• WRITTEN PROBLEM:
Output the material beneath this task exactly, images excluded.

[Stored items from a collection]
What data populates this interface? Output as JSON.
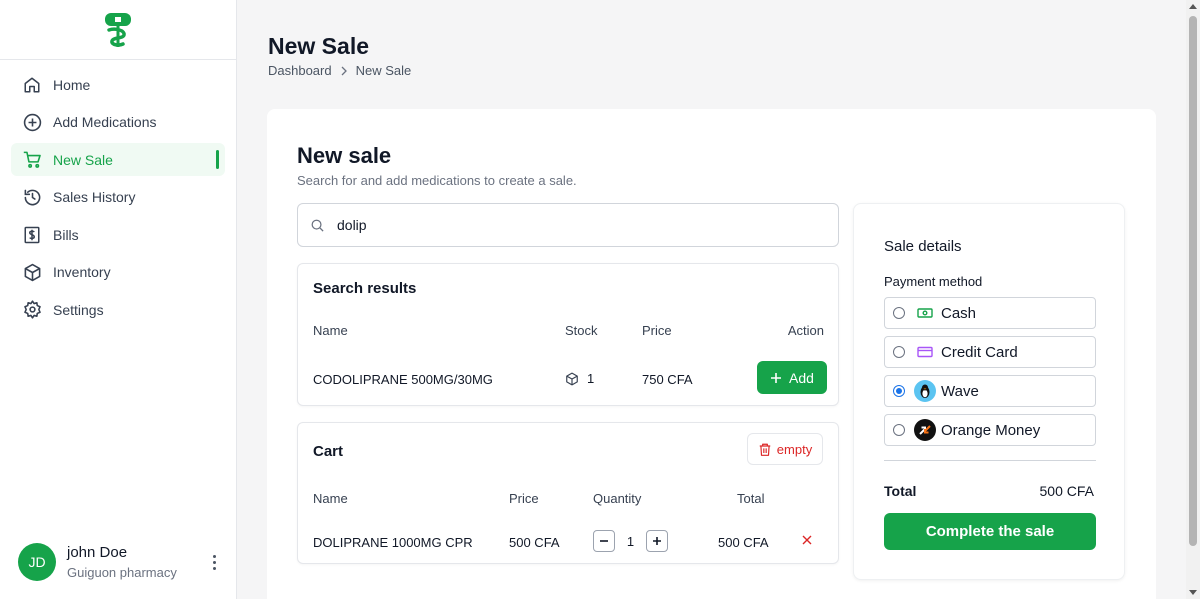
{
  "sidebar": {
    "items": [
      {
        "label": "Home",
        "icon": "home-icon"
      },
      {
        "label": "Add Medications",
        "icon": "plus-circle-icon"
      },
      {
        "label": "New Sale",
        "icon": "cart-icon",
        "active": true
      },
      {
        "label": "Sales History",
        "icon": "history-icon"
      },
      {
        "label": "Bills",
        "icon": "dollar-bill-icon"
      },
      {
        "label": "Inventory",
        "icon": "box-icon"
      },
      {
        "label": "Settings",
        "icon": "gear-icon"
      }
    ],
    "user": {
      "initials": "JD",
      "name": "john Doe",
      "org": "Guiguon pharmacy"
    }
  },
  "header": {
    "title": "New Sale",
    "breadcrumb": [
      "Dashboard",
      "New Sale"
    ]
  },
  "main": {
    "title": "New sale",
    "subtitle": "Search for and add medications to create a sale.",
    "search": {
      "value": "dolip",
      "icon": "search-icon"
    },
    "results": {
      "title": "Search results",
      "columns": [
        "Name",
        "Stock",
        "Price",
        "Action"
      ],
      "rows": [
        {
          "name": "CODOLIPRANE 500MG/30MG",
          "stock": "1",
          "price": "750 CFA",
          "action": "Add"
        }
      ]
    },
    "cart": {
      "title": "Cart",
      "empty_label": "empty",
      "columns": [
        "Name",
        "Price",
        "Quantity",
        "Total"
      ],
      "rows": [
        {
          "name": "DOLIPRANE 1000MG CPR",
          "price": "500 CFA",
          "quantity": "1",
          "total": "500 CFA"
        }
      ]
    }
  },
  "sale_details": {
    "title": "Sale details",
    "payment_label": "Payment method",
    "methods": [
      {
        "label": "Cash",
        "icon": "cash-icon",
        "selected": false
      },
      {
        "label": "Credit Card",
        "icon": "credit-card-icon",
        "selected": false
      },
      {
        "label": "Wave",
        "icon": "wave-logo-icon",
        "selected": true
      },
      {
        "label": "Orange Money",
        "icon": "orange-money-logo-icon",
        "selected": false
      }
    ],
    "total_label": "Total",
    "total_value": "500 CFA",
    "complete_label": "Complete the sale"
  },
  "colors": {
    "brand": "#16a34a",
    "danger": "#dc2626",
    "radio": "#1a73e8"
  }
}
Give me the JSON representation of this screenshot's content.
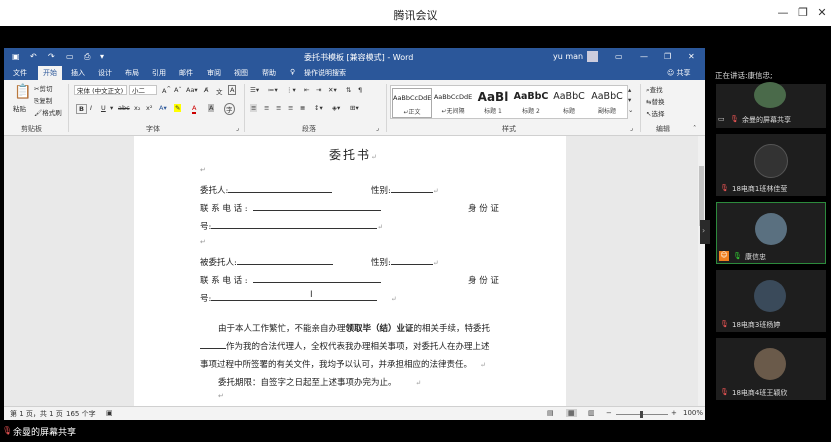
{
  "meeting": {
    "app_title": "腾讯会议",
    "screen_share_label": "余曼的屏幕共享",
    "speaking_label": "正在讲话:康信忠;",
    "participants": [
      {
        "name": "余曼的屏幕共享",
        "color": "#4a6a4a"
      },
      {
        "name": "18电商1班林佳莹",
        "color": "#333"
      },
      {
        "name": "康信忠",
        "color": "#5a7080"
      },
      {
        "name": "18电商3班杨婷",
        "color": "#3a4a5a"
      },
      {
        "name": "18电商4班王颖欣",
        "color": "#6a5a4a"
      }
    ]
  },
  "word": {
    "doc_title": "委托书模板 [兼容模式] - Word",
    "user": "yu man",
    "menu": [
      "文件",
      "开始",
      "插入",
      "设计",
      "布局",
      "引用",
      "邮件",
      "审阅",
      "视图",
      "帮助"
    ],
    "tell_me": "操作说明搜索",
    "share": "共享",
    "clipboard": {
      "paste": "粘贴",
      "cut": "剪切",
      "copy": "复制",
      "format_painter": "格式刷",
      "group": "剪贴板"
    },
    "font": {
      "name": "宋体 (中文正文)",
      "size": "小二",
      "group": "字体"
    },
    "paragraph_group": "段落",
    "styles": {
      "group": "样式",
      "items": [
        {
          "preview": "AaBbCcDdE",
          "name": "↵正文"
        },
        {
          "preview": "AaBbCcDdE",
          "name": "↵无间隔"
        },
        {
          "preview": "AaBl",
          "name": "标题 1"
        },
        {
          "preview": "AaBbC",
          "name": "标题 2"
        },
        {
          "preview": "AaBbC",
          "name": "标题"
        },
        {
          "preview": "AaBbC",
          "name": "副标题"
        }
      ]
    },
    "editing": {
      "find": "查找",
      "replace": "替换",
      "select": "选择",
      "group": "编辑"
    },
    "document": {
      "title": "委托书",
      "principal_label": "委托人:",
      "gender_label": "性别:",
      "phone_label": "联 系 电 话 :",
      "id_label": "身 份 证",
      "id_suffix": "号:",
      "agent_label": "被委托人:",
      "para1": "由于本人工作繁忙，不能亲自办理",
      "para1_bold": "领取毕（结）业证",
      "para1_end": "的相关手续，特委托",
      "para2": "作为我的合法代理人，全权代表我办理相关事项，对委托人在办理上述",
      "para3": "事项过程中所签署的有关文件，我均予以认可，并承担相应的法律责任。",
      "para4": "委托期限：自签字之日起至上述事项办完为止。"
    },
    "status": {
      "page": "第 1 页，共 1 页",
      "words": "165 个字",
      "zoom": "100%"
    }
  }
}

• EXPECTED ANSWER:
What data populates this interface? Output as JSON.
{
  "sidebar": {
    "items": [
      {
        "label": "Home",
        "icon": "home-icon"
      },
      {
        "label": "Add Medications",
        "icon": "plus-circle-icon"
      },
      {
        "label": "New Sale",
        "icon": "cart-icon",
        "active": true
      },
      {
        "label": "Sales History",
        "icon": "history-icon"
      },
      {
        "label": "Bills",
        "icon": "dollar-bill-icon"
      },
      {
        "label": "Inventory",
        "icon": "box-icon"
      },
      {
        "label": "Settings",
        "icon": "gear-icon"
      }
    ],
    "user": {
      "initials": "JD",
      "name": "john Doe",
      "org": "Guiguon pharmacy"
    }
  },
  "header": {
    "title": "New Sale",
    "breadcrumb": [
      "Dashboard",
      "New Sale"
    ]
  },
  "main": {
    "title": "New sale",
    "subtitle": "Search for and add medications to create a sale.",
    "search": {
      "value": "dolip",
      "icon": "search-icon"
    },
    "results": {
      "title": "Search results",
      "columns": [
        "Name",
        "Stock",
        "Price",
        "Action"
      ],
      "rows": [
        {
          "name": "CODOLIPRANE 500MG/30MG",
          "stock": "1",
          "price": "750 CFA",
          "action": "Add"
        }
      ]
    },
    "cart": {
      "title": "Cart",
      "empty_label": "empty",
      "columns": [
        "Name",
        "Price",
        "Quantity",
        "Total"
      ],
      "rows": [
        {
          "name": "DOLIPRANE 1000MG CPR",
          "price": "500 CFA",
          "quantity": "1",
          "total": "500 CFA"
        }
      ]
    }
  },
  "sale_details": {
    "title": "Sale details",
    "payment_label": "Payment method",
    "methods": [
      {
        "label": "Cash",
        "icon": "cash-icon",
        "selected": false
      },
      {
        "label": "Credit Card",
        "icon": "credit-card-icon",
        "selected": false
      },
      {
        "label": "Wave",
        "icon": "wave-logo-icon",
        "selected": true
      },
      {
        "label": "Orange Money",
        "icon": "orange-money-logo-icon",
        "selected": false
      }
    ],
    "total_label": "Total",
    "total_value": "500 CFA",
    "complete_label": "Complete the sale"
  },
  "colors": {
    "brand": "#16a34a",
    "danger": "#dc2626",
    "radio": "#1a73e8"
  }
}
Give me the JSON representation of this screenshot's content.
{
  "meeting": {
    "app_title": "腾讯会议",
    "screen_share_label": "余曼的屏幕共享",
    "speaking_label": "正在讲话:康信忠;",
    "participants": [
      {
        "name": "余曼的屏幕共享",
        "color": "#4a6a4a"
      },
      {
        "name": "18电商1班林佳莹",
        "color": "#333"
      },
      {
        "name": "康信忠",
        "color": "#5a7080"
      },
      {
        "name": "18电商3班杨婷",
        "color": "#3a4a5a"
      },
      {
        "name": "18电商4班王颖欣",
        "color": "#6a5a4a"
      }
    ]
  },
  "word": {
    "doc_title": "委托书模板 [兼容模式] - Word",
    "user": "yu man",
    "menu": [
      "文件",
      "开始",
      "插入",
      "设计",
      "布局",
      "引用",
      "邮件",
      "审阅",
      "视图",
      "帮助"
    ],
    "tell_me": "操作说明搜索",
    "share": "共享",
    "clipboard": {
      "paste": "粘贴",
      "cut": "剪切",
      "copy": "复制",
      "format_painter": "格式刷",
      "group": "剪贴板"
    },
    "font": {
      "name": "宋体 (中文正文)",
      "size": "小二",
      "group": "字体"
    },
    "paragraph_group": "段落",
    "styles": {
      "group": "样式",
      "items": [
        {
          "preview": "AaBbCcDdE",
          "name": "↵正文"
        },
        {
          "preview": "AaBbCcDdE",
          "name": "↵无间隔"
        },
        {
          "preview": "AaBl",
          "name": "标题 1"
        },
        {
          "preview": "AaBbC",
          "name": "标题 2"
        },
        {
          "preview": "AaBbC",
          "name": "标题"
        },
        {
          "preview": "AaBbC",
          "name": "副标题"
        }
      ]
    },
    "editing": {
      "find": "查找",
      "replace": "替换",
      "select": "选择",
      "group": "编辑"
    },
    "document": {
      "title": "委托书",
      "principal_label": "委托人:",
      "gender_label": "性别:",
      "phone_label": "联 系 电 话 :",
      "id_label": "身 份 证",
      "id_suffix": "号:",
      "agent_label": "被委托人:",
      "para1": "由于本人工作繁忙，不能亲自办理",
      "para1_bold": "领取毕（结）业证",
      "para1_end": "的相关手续，特委托",
      "para2": "作为我的合法代理人，全权代表我办理相关事项，对委托人在办理上述",
      "para3": "事项过程中所签署的有关文件，我均予以认可，并承担相应的法律责任。",
      "para4": "委托期限：自签字之日起至上述事项办完为止。"
    },
    "status": {
      "page": "第 1 页，共 1 页",
      "words": "165 个字",
      "zoom": "100%"
    }
  }
}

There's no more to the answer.